Required action » If a line in the data holds the string "geprüft", list it.

==== Provided material

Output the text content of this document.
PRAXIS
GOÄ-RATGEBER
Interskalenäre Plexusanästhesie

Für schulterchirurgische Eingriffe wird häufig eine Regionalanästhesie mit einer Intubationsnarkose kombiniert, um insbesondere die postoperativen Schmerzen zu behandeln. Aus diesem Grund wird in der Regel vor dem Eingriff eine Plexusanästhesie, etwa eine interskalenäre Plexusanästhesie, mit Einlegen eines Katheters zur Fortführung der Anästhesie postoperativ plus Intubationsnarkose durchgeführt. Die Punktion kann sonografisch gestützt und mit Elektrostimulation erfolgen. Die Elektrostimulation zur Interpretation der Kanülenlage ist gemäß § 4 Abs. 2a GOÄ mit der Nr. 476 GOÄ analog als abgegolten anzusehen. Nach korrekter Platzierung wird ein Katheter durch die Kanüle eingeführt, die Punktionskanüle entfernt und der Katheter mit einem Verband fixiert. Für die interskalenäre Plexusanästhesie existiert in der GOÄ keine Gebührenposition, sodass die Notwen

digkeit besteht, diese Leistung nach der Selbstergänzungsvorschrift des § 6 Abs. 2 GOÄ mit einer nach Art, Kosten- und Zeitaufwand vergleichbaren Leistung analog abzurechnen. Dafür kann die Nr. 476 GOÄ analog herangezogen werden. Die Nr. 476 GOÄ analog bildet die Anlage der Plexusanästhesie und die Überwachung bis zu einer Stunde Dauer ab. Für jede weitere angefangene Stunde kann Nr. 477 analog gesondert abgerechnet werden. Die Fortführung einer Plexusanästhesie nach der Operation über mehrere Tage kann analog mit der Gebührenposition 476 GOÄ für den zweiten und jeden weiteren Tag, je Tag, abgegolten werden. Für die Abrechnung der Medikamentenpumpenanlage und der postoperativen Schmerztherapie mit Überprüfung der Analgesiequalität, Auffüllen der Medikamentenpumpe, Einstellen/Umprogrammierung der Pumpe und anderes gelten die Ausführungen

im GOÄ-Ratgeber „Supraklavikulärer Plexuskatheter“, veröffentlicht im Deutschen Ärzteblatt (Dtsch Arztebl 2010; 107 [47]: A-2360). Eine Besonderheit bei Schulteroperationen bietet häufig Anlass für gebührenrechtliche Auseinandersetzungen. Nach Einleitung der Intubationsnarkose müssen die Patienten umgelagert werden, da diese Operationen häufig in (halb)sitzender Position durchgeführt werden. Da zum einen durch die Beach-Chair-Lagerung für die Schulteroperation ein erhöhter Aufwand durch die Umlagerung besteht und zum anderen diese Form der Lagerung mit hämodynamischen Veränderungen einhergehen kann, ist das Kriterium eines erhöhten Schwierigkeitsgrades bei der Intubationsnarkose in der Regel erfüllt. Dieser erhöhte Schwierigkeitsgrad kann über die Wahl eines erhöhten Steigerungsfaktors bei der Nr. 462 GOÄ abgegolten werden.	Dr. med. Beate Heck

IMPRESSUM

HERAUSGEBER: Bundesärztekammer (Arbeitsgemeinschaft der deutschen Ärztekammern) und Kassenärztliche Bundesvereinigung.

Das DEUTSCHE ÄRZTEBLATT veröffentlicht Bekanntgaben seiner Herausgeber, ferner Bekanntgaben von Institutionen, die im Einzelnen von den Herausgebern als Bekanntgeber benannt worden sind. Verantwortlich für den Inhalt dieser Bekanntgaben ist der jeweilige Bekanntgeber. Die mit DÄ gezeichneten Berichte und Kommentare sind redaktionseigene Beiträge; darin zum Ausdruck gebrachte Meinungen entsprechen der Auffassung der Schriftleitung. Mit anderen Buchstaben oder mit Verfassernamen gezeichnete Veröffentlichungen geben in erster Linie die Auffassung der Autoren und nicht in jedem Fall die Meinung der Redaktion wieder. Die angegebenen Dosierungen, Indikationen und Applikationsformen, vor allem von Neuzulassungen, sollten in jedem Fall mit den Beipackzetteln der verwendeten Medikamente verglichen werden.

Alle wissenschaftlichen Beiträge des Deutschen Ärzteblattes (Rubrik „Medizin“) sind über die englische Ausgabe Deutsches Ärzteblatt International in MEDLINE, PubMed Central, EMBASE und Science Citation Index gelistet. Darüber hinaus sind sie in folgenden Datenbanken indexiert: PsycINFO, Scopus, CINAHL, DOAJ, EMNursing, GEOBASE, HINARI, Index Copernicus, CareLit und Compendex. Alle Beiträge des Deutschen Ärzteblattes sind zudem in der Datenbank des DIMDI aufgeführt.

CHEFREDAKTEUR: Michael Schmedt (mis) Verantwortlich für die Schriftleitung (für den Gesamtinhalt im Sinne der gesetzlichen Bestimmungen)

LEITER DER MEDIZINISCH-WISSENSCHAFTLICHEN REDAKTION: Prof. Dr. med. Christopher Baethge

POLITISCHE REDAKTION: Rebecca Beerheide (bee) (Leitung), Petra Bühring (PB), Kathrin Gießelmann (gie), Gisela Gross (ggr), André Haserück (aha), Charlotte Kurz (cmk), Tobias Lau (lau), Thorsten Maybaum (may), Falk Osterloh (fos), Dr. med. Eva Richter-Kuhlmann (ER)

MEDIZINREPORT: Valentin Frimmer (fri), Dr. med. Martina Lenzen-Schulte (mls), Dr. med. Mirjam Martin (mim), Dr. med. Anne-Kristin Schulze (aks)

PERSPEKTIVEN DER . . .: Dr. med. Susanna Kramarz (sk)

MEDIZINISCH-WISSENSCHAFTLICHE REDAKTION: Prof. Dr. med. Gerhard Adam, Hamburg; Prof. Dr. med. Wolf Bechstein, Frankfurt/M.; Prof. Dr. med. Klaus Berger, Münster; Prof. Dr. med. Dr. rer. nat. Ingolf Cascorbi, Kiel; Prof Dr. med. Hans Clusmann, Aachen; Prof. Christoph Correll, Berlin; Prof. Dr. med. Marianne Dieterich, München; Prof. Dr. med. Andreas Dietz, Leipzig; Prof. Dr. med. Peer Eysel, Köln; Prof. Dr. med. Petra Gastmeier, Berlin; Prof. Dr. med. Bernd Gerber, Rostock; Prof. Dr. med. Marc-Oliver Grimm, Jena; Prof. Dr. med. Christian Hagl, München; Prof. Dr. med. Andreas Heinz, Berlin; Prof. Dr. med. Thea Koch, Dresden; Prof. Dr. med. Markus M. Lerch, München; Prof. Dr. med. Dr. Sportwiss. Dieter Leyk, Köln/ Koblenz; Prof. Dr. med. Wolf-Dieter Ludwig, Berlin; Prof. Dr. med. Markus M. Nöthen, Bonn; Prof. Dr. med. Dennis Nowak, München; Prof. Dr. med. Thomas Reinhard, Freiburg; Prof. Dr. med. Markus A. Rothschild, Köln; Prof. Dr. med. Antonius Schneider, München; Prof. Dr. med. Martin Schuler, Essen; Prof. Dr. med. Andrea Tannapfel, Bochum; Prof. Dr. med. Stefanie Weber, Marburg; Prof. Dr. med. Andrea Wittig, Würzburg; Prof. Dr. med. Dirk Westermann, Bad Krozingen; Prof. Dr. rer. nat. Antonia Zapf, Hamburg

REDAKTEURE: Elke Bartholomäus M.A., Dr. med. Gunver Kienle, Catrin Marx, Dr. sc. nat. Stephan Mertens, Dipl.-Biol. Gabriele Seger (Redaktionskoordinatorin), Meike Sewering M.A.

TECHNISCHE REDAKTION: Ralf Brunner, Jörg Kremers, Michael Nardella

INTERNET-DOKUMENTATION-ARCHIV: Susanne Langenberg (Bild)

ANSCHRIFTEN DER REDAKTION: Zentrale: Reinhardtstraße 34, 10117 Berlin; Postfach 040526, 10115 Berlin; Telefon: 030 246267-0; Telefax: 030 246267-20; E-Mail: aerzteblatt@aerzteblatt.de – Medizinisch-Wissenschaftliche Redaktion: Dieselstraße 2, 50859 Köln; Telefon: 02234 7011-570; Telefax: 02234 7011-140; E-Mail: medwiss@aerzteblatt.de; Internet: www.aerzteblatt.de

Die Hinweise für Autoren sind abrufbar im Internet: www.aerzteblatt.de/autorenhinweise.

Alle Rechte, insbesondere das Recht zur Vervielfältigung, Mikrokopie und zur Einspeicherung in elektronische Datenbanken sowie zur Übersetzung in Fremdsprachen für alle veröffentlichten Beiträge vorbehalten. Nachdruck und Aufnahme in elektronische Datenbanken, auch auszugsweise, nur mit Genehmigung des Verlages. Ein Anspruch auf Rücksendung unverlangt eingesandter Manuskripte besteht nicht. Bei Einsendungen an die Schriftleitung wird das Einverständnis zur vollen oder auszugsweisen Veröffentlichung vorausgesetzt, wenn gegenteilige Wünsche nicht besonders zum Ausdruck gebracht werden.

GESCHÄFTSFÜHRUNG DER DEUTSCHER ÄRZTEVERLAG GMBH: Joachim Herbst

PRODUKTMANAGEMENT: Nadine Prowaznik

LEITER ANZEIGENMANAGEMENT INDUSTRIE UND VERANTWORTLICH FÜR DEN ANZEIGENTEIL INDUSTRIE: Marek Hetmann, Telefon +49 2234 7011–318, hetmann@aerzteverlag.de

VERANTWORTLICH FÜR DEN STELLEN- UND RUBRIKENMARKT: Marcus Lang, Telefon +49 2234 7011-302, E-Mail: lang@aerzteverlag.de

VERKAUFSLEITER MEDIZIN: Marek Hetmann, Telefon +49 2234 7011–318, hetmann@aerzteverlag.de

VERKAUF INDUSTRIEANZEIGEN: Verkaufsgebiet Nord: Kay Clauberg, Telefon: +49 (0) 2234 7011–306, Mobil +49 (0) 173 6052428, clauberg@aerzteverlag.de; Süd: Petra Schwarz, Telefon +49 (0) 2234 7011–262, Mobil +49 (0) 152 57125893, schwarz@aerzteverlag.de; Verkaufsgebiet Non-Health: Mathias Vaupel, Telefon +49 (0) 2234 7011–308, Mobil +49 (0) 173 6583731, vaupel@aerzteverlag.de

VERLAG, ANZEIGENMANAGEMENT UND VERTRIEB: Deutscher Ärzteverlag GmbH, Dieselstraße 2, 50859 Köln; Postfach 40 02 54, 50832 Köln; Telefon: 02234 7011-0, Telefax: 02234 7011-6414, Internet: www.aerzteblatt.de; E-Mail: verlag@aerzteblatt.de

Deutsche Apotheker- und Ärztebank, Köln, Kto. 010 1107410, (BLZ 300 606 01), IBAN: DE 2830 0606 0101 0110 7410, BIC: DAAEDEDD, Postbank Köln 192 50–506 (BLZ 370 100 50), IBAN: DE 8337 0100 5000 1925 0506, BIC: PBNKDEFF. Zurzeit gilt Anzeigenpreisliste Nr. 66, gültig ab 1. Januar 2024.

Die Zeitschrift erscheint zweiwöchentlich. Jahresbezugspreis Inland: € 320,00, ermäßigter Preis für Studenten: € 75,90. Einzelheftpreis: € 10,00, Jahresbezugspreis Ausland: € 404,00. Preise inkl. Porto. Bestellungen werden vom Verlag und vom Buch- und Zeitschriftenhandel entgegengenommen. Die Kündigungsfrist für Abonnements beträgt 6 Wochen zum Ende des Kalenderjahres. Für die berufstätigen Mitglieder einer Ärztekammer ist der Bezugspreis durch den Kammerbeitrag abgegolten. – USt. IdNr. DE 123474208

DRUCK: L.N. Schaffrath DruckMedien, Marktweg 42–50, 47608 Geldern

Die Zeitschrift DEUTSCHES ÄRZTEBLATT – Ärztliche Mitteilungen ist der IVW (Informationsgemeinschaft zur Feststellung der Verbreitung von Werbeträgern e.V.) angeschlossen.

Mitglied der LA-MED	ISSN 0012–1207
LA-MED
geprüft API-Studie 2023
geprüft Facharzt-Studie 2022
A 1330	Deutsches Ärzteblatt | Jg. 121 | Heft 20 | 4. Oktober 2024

========

Response »
geprüft API-Studie 2023
geprüft Facharzt-Studie 2022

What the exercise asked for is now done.